— START RECORDED INFORMATION —

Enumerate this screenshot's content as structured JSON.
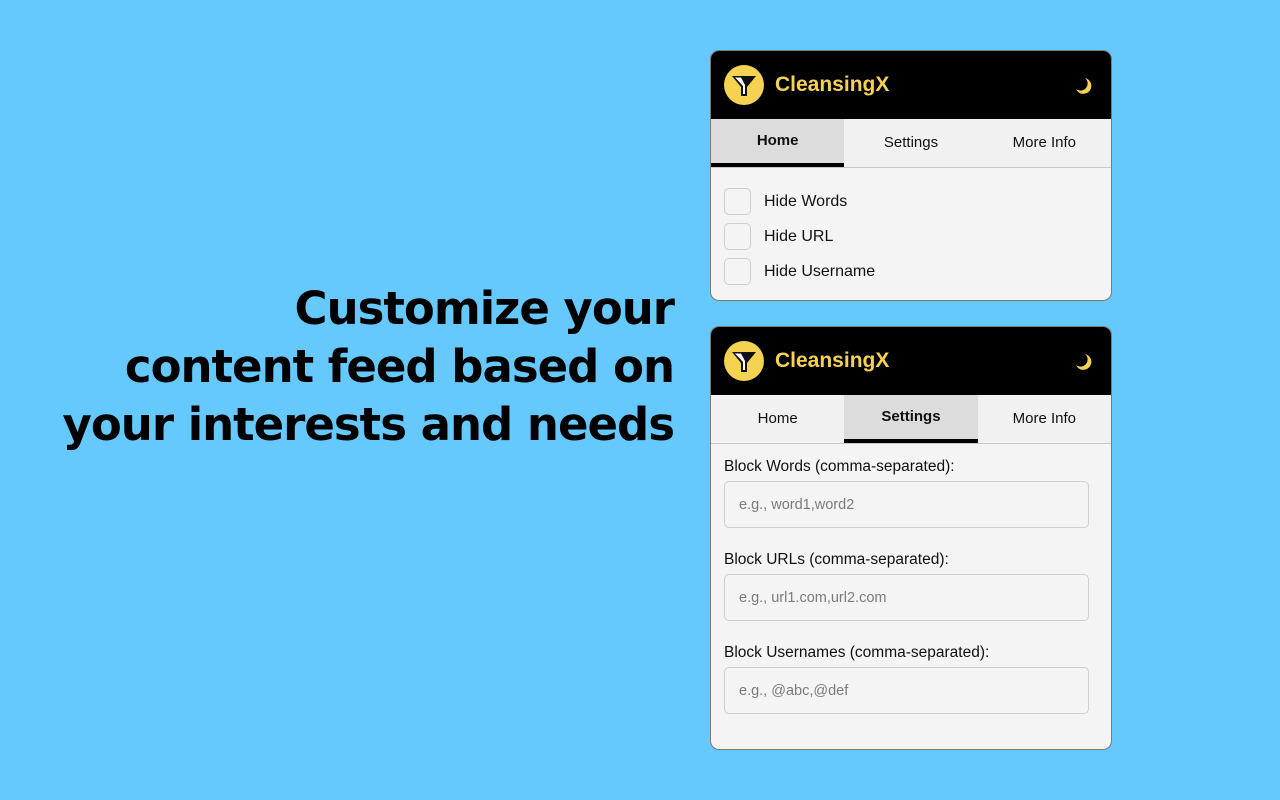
{
  "headline": {
    "lines": [
      "Customize your",
      "content feed based on",
      "your interests and needs"
    ]
  },
  "brand": {
    "name": "CleansingX",
    "logo_icon": "funnel-filter-icon",
    "theme_icon": "crescent-moon-icon",
    "accent_color": "#f5d252"
  },
  "tabs": [
    {
      "label": "Home"
    },
    {
      "label": "Settings"
    },
    {
      "label": "More Info"
    }
  ],
  "home_panel": {
    "active_tab": "Home",
    "checkboxes": [
      {
        "label": "Hide Words",
        "checked": false
      },
      {
        "label": "Hide URL",
        "checked": false
      },
      {
        "label": "Hide Username",
        "checked": false
      }
    ]
  },
  "settings_panel": {
    "active_tab": "Settings",
    "fields": [
      {
        "label": "Block Words (comma-separated):",
        "value": "",
        "placeholder": "e.g., word1,word2"
      },
      {
        "label": "Block URLs (comma-separated):",
        "value": "",
        "placeholder": "e.g., url1.com,url2.com"
      },
      {
        "label": "Block Usernames (comma-separated):",
        "value": "",
        "placeholder": "e.g., @abc,@def"
      }
    ]
  }
}
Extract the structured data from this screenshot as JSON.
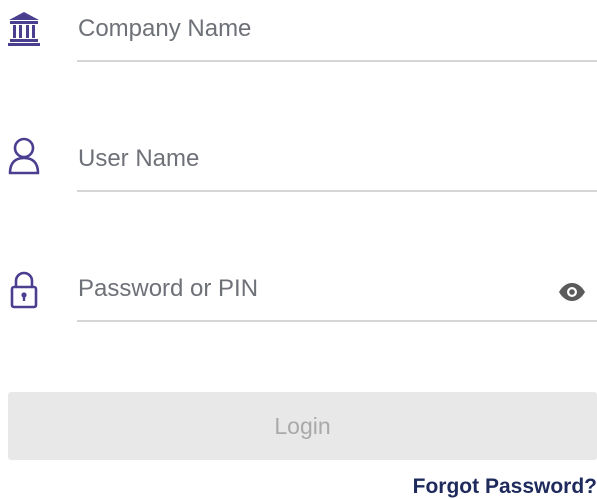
{
  "form": {
    "company": {
      "value": "",
      "placeholder": "Company Name",
      "icon": "bank-icon"
    },
    "username": {
      "value": "",
      "placeholder": "User Name",
      "icon": "user-icon"
    },
    "password": {
      "value": "",
      "placeholder": "Password or PIN",
      "icon": "lock-icon",
      "toggle_icon": "eye-icon"
    },
    "login_label": "Login",
    "login_enabled": false,
    "forgot_label": "Forgot Password?"
  },
  "colors": {
    "icon": "#4a3f8f",
    "placeholder": "#6e7178",
    "underline": "#d6d6d6",
    "button_bg": "#e8e8e8",
    "button_text": "#a9a9a9",
    "link": "#1e2a5c",
    "eye": "#5a5a5a"
  }
}
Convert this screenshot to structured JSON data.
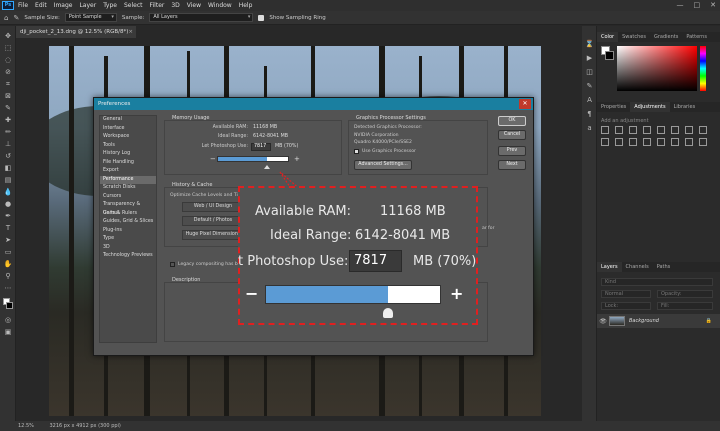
{
  "menubar": {
    "logo": "Ps",
    "items": [
      "File",
      "Edit",
      "Image",
      "Layer",
      "Type",
      "Select",
      "Filter",
      "3D",
      "View",
      "Window",
      "Help"
    ],
    "window_controls": [
      "—",
      "□",
      "✕"
    ]
  },
  "options": {
    "sample_size_label": "Sample Size:",
    "sample_size_value": "Point Sample",
    "sample_label": "Sample:",
    "sample_value": "All Layers",
    "show_ring_label": "Show Sampling Ring"
  },
  "document_tab": {
    "title": "dji_pocket_2_13.dng @ 12.5% (RGB/8*)",
    "close": "×"
  },
  "statusbar": {
    "zoom": "12.5%",
    "doc_size": "3216 px x 4912 px (300 ppi)"
  },
  "panels": {
    "top_tabs": [
      "Color",
      "Swatches",
      "Gradients",
      "Patterns"
    ],
    "mid_tabs": [
      "Properties",
      "Adjustments",
      "Libraries"
    ],
    "adjustments_hint": "Add an adjustment",
    "layer_tabs": [
      "Layers",
      "Channels",
      "Paths"
    ],
    "layers_kind": "Kind",
    "layers_blend": "Normal",
    "layers_opacity": "Opacity:",
    "layers_lock": "Lock:",
    "layers_fill": "Fill:",
    "layer_name": "Background"
  },
  "dialog": {
    "title": "Preferences",
    "close": "✕",
    "categories": [
      "General",
      "Interface",
      "Workspace",
      "Tools",
      "History Log",
      "File Handling",
      "Export",
      "Performance",
      "Scratch Disks",
      "Cursors",
      "Transparency & Gamut",
      "Units & Rulers",
      "Guides, Grid & Slices",
      "Plug-ins",
      "Type",
      "3D",
      "Technology Previews"
    ],
    "active_category": "Performance",
    "memory": {
      "title": "Memory Usage",
      "available_label": "Available RAM:",
      "available_value": "11168 MB",
      "ideal_label": "Ideal Range:",
      "ideal_value": "6142-8041 MB",
      "let_label": "Let Photoshop Use:",
      "let_value": "7817",
      "let_unit": "MB (70%)",
      "usage_fraction": 0.7,
      "minus": "−",
      "plus": "+"
    },
    "gpu": {
      "title": "Graphics Processor Settings",
      "detected_label": "Detected Graphics Processor:",
      "vendor": "NVIDIA Corporation",
      "model": "Quadro K4000/PCIe/SSE2",
      "use_label": "Use Graphics Processor",
      "advanced_button": "Advanced Settings..."
    },
    "history": {
      "title": "History & Cache",
      "optimize_label": "Optimize Cache Levels and Tile Size for:",
      "buttons": [
        "Web / UI Design",
        "Default / Photos",
        "Huge Pixel Dimensions"
      ],
      "note": "ar for"
    },
    "legacy_label": "Legacy compositing has been",
    "description_title": "Description",
    "buttons": {
      "ok": "OK",
      "cancel": "Cancel",
      "prev": "Prev",
      "next": "Next"
    }
  },
  "zoom_callout": {
    "available_label": "Available RAM:",
    "available_value": "11168 MB",
    "ideal_label": "Ideal Range:",
    "ideal_value": "6142-8041 MB",
    "let_label": "t Photoshop Use:",
    "let_value": "7817",
    "let_unit": "MB (70%)",
    "minus": "−",
    "plus": "+",
    "accent": "#e02020",
    "fill_color": "#5b9bd5"
  }
}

— END RECORDED INFORMATION —

SET PROBLEM: Leave out the pictures and return every record word for word.

RESPONSE BELOW:
Enumerate this screenshot's content as structured JSON.
{
  "headline": {
    "lines": [
      "Customize your",
      "content feed based on",
      "your interests and needs"
    ]
  },
  "brand": {
    "name": "CleansingX",
    "logo_icon": "funnel-filter-icon",
    "theme_icon": "crescent-moon-icon",
    "accent_color": "#f5d252"
  },
  "tabs": [
    {
      "label": "Home"
    },
    {
      "label": "Settings"
    },
    {
      "label": "More Info"
    }
  ],
  "home_panel": {
    "active_tab": "Home",
    "checkboxes": [
      {
        "label": "Hide Words",
        "checked": false
      },
      {
        "label": "Hide URL",
        "checked": false
      },
      {
        "label": "Hide Username",
        "checked": false
      }
    ]
  },
  "settings_panel": {
    "active_tab": "Settings",
    "fields": [
      {
        "label": "Block Words (comma-separated):",
        "value": "",
        "placeholder": "e.g., word1,word2"
      },
      {
        "label": "Block URLs (comma-separated):",
        "value": "",
        "placeholder": "e.g., url1.com,url2.com"
      },
      {
        "label": "Block Usernames (comma-separated):",
        "value": "",
        "placeholder": "e.g., @abc,@def"
      }
    ]
  }
}
Extract the structured data from this screenshot as JSON.
{
  "form": {
    "company": {
      "value": "",
      "placeholder": "Company Name",
      "icon": "bank-icon"
    },
    "username": {
      "value": "",
      "placeholder": "User Name",
      "icon": "user-icon"
    },
    "password": {
      "value": "",
      "placeholder": "Password or PIN",
      "icon": "lock-icon",
      "toggle_icon": "eye-icon"
    },
    "login_label": "Login",
    "login_enabled": false,
    "forgot_label": "Forgot Password?"
  },
  "colors": {
    "icon": "#4a3f8f",
    "placeholder": "#6e7178",
    "underline": "#d6d6d6",
    "button_bg": "#e8e8e8",
    "button_text": "#a9a9a9",
    "link": "#1e2a5c",
    "eye": "#5a5a5a"
  }
}
Convert this screenshot to structured JSON data.
{
  "menubar": {
    "logo": "Ps",
    "items": [
      "File",
      "Edit",
      "Image",
      "Layer",
      "Type",
      "Select",
      "Filter",
      "3D",
      "View",
      "Window",
      "Help"
    ],
    "window_controls": [
      "—",
      "□",
      "✕"
    ]
  },
  "options": {
    "sample_size_label": "Sample Size:",
    "sample_size_value": "Point Sample",
    "sample_label": "Sample:",
    "sample_value": "All Layers",
    "show_ring_label": "Show Sampling Ring"
  },
  "document_tab": {
    "title": "dji_pocket_2_13.dng @ 12.5% (RGB/8*)",
    "close": "×"
  },
  "statusbar": {
    "zoom": "12.5%",
    "doc_size": "3216 px x 4912 px (300 ppi)"
  },
  "panels": {
    "top_tabs": [
      "Color",
      "Swatches",
      "Gradients",
      "Patterns"
    ],
    "mid_tabs": [
      "Properties",
      "Adjustments",
      "Libraries"
    ],
    "adjustments_hint": "Add an adjustment",
    "layer_tabs": [
      "Layers",
      "Channels",
      "Paths"
    ],
    "layers_kind": "Kind",
    "layers_blend": "Normal",
    "layers_opacity": "Opacity:",
    "layers_lock": "Lock:",
    "layers_fill": "Fill:",
    "layer_name": "Background"
  },
  "dialog": {
    "title": "Preferences",
    "close": "✕",
    "categories": [
      "General",
      "Interface",
      "Workspace",
      "Tools",
      "History Log",
      "File Handling",
      "Export",
      "Performance",
      "Scratch Disks",
      "Cursors",
      "Transparency & Gamut",
      "Units & Rulers",
      "Guides, Grid & Slices",
      "Plug-ins",
      "Type",
      "3D",
      "Technology Previews"
    ],
    "active_category": "Performance",
    "memory": {
      "title": "Memory Usage",
      "available_label": "Available RAM:",
      "available_value": "11168 MB",
      "ideal_label": "Ideal Range:",
      "ideal_value": "6142-8041 MB",
      "let_label": "Let Photoshop Use:",
      "let_value": "7817",
      "let_unit": "MB (70%)",
      "usage_fraction": 0.7,
      "minus": "−",
      "plus": "+"
    },
    "gpu": {
      "title": "Graphics Processor Settings",
      "detected_label": "Detected Graphics Processor:",
      "vendor": "NVIDIA Corporation",
      "model": "Quadro K4000/PCIe/SSE2",
      "use_label": "Use Graphics Processor",
      "advanced_button": "Advanced Settings..."
    },
    "history": {
      "title": "History & Cache",
      "optimize_label": "Optimize Cache Levels and Tile Size for:",
      "buttons": [
        "Web / UI Design",
        "Default / Photos",
        "Huge Pixel Dimensions"
      ],
      "note": "ar for"
    },
    "legacy_label": "Legacy compositing has been",
    "description_title": "Description",
    "buttons": {
      "ok": "OK",
      "cancel": "Cancel",
      "prev": "Prev",
      "next": "Next"
    }
  },
  "zoom_callout": {
    "available_label": "Available RAM:",
    "available_value": "11168 MB",
    "ideal_label": "Ideal Range:",
    "ideal_value": "6142-8041 MB",
    "let_label": "t Photoshop Use:",
    "let_value": "7817",
    "let_unit": "MB (70%)",
    "minus": "−",
    "plus": "+",
    "accent": "#e02020",
    "fill_color": "#5b9bd5"
  }
}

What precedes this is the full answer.